-- Start INPUT DATA --

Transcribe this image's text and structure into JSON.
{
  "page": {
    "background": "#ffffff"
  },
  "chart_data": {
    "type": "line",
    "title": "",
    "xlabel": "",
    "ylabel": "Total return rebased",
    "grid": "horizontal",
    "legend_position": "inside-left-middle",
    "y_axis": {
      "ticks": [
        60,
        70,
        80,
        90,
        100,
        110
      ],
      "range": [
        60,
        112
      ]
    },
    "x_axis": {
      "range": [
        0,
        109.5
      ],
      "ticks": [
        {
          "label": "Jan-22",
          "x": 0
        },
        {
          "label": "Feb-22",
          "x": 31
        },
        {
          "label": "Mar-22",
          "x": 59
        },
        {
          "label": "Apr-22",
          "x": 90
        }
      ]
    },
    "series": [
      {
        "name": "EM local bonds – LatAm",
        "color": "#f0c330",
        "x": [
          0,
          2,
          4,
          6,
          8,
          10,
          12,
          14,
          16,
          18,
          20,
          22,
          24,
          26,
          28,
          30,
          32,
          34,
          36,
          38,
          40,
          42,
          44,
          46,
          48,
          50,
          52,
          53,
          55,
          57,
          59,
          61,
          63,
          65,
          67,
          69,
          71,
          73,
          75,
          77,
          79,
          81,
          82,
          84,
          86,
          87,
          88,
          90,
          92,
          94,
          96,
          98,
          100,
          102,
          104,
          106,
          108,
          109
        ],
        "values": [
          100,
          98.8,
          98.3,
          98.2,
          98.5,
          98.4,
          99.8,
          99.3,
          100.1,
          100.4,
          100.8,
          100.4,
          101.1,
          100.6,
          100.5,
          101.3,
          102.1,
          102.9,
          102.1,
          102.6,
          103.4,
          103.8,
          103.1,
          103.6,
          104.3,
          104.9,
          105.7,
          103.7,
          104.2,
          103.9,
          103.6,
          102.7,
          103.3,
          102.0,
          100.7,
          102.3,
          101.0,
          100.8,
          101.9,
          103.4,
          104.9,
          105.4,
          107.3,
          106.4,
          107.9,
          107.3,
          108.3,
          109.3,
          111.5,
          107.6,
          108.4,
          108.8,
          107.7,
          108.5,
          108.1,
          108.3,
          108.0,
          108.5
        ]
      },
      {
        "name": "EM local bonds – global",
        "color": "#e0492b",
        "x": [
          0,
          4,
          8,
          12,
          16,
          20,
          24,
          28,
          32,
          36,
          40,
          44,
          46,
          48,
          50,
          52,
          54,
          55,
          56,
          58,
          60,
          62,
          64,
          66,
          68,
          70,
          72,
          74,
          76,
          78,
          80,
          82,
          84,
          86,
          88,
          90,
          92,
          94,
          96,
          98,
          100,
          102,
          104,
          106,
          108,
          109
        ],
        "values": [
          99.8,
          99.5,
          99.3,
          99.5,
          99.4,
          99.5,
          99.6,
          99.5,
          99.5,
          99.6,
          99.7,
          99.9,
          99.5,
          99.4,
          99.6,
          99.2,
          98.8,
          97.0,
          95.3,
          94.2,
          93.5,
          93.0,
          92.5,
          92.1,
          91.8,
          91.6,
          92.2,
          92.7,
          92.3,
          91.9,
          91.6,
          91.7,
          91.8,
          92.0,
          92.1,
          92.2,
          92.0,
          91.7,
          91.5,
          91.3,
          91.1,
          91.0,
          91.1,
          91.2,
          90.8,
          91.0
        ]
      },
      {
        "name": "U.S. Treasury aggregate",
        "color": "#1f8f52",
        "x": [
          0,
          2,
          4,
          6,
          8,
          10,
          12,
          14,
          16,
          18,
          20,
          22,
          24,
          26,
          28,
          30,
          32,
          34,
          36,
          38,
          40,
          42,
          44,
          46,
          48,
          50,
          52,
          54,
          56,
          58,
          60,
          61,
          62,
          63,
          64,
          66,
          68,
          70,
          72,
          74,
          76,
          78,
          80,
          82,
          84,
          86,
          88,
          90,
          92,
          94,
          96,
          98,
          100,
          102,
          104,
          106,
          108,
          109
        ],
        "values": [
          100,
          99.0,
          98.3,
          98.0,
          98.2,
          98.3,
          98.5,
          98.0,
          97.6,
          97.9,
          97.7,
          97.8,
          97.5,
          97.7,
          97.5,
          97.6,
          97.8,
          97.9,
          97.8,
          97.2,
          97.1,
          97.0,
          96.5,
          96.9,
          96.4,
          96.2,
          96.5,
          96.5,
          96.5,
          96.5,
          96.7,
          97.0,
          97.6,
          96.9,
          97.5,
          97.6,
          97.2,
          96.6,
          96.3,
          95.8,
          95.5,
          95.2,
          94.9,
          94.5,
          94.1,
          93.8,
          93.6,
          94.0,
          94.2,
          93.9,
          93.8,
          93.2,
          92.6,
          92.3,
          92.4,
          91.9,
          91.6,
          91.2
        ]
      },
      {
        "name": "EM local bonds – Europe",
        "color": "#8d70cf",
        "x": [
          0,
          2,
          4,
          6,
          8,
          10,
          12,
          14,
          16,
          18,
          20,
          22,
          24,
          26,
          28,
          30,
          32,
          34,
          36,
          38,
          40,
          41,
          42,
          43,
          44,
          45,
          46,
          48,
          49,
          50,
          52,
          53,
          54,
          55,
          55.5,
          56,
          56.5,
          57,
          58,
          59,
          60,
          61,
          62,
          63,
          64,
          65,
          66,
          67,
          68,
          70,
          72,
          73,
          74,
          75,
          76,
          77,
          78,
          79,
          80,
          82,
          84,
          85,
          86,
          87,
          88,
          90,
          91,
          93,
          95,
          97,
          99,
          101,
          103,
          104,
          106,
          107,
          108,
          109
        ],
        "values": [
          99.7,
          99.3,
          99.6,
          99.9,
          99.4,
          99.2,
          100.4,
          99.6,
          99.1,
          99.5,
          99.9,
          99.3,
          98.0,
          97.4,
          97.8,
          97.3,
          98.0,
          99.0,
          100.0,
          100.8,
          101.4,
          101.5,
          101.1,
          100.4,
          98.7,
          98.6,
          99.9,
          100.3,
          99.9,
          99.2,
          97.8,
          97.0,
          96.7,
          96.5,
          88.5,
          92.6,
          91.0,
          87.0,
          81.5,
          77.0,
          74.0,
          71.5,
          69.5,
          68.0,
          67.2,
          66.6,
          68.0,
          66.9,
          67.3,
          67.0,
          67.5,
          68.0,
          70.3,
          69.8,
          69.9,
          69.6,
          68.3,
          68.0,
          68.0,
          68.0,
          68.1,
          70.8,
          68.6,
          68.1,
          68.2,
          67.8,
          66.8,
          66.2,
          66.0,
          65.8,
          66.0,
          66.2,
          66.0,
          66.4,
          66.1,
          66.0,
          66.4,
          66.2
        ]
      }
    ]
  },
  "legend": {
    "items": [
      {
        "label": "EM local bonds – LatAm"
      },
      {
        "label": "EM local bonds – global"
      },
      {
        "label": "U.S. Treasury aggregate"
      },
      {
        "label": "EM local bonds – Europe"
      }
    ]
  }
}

-- End INPUT DATA --

BRIEF:
Copy every line from the records above that contains the word "aggregate".

SOLUTION FOR THIS EXERCISE:
        "name": "U.S. Treasury aggregate",
        "label": "U.S. Treasury aggregate"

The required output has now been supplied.